● **WHAT IS ASKED**:
Retype all the records with nothing changed.

Stored items
————————
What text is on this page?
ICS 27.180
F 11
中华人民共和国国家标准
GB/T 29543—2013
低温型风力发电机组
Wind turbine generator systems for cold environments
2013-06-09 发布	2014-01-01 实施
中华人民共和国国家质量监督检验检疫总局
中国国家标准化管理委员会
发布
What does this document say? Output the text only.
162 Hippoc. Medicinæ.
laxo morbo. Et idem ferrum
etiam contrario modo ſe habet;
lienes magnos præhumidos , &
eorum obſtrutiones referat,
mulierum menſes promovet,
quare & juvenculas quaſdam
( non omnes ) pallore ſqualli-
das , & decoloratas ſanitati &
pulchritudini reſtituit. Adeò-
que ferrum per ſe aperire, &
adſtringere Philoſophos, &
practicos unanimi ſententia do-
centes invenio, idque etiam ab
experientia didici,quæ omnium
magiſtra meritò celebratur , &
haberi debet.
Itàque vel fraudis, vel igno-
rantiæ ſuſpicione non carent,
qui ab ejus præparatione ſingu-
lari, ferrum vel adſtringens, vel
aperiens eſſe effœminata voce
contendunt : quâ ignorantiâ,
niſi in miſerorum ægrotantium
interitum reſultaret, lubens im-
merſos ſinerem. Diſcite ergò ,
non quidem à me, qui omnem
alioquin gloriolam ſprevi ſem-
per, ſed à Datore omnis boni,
————————
● **ANSWER TO THE TASK**:
What text is on this page?
ICS 27.180
F 11
中华人民共和国国家标准
GB/T 29543—2013
低温型风力发电机组
Wind turbine generator systems for cold environments
2013-06-09 发布	2014-01-01 实施
中华人民共和国国家质量监督检验检疫总局
中国国家标准化管理委员会
发布
What does this document say? Output the text only.
162 Hippoc. Medicinæ.
laxo morbo. Et idem ferrum
etiam contrario modo ſe habet;
lienes magnos præhumidos , &
eorum obſtrutiones referat,
mulierum menſes promovet,
quare & juvenculas quaſdam
( non omnes ) pallore ſqualli-
das , & decoloratas ſanitati &
pulchritudini reſtituit. Adeò-
que ferrum per ſe aperire, &
adſtringere Philoſophos, &
practicos unanimi ſententia do-
centes invenio, idque etiam ab
experientia didici,quæ omnium
magiſtra meritò celebratur , &
haberi debet.
Itàque vel fraudis, vel igno-
rantiæ ſuſpicione non carent,
qui ab ejus præparatione ſingu-
lari, ferrum vel adſtringens, vel
aperiens eſſe effœminata voce
contendunt : quâ ignorantiâ,
niſi in miſerorum ægrotantium
interitum reſultaret, lubens im-
merſos ſinerem. Diſcite ergò ,
non quidem à me, qui omnem
alioquin gloriolam ſprevi ſem-
per, ſed à Datore omnis boni,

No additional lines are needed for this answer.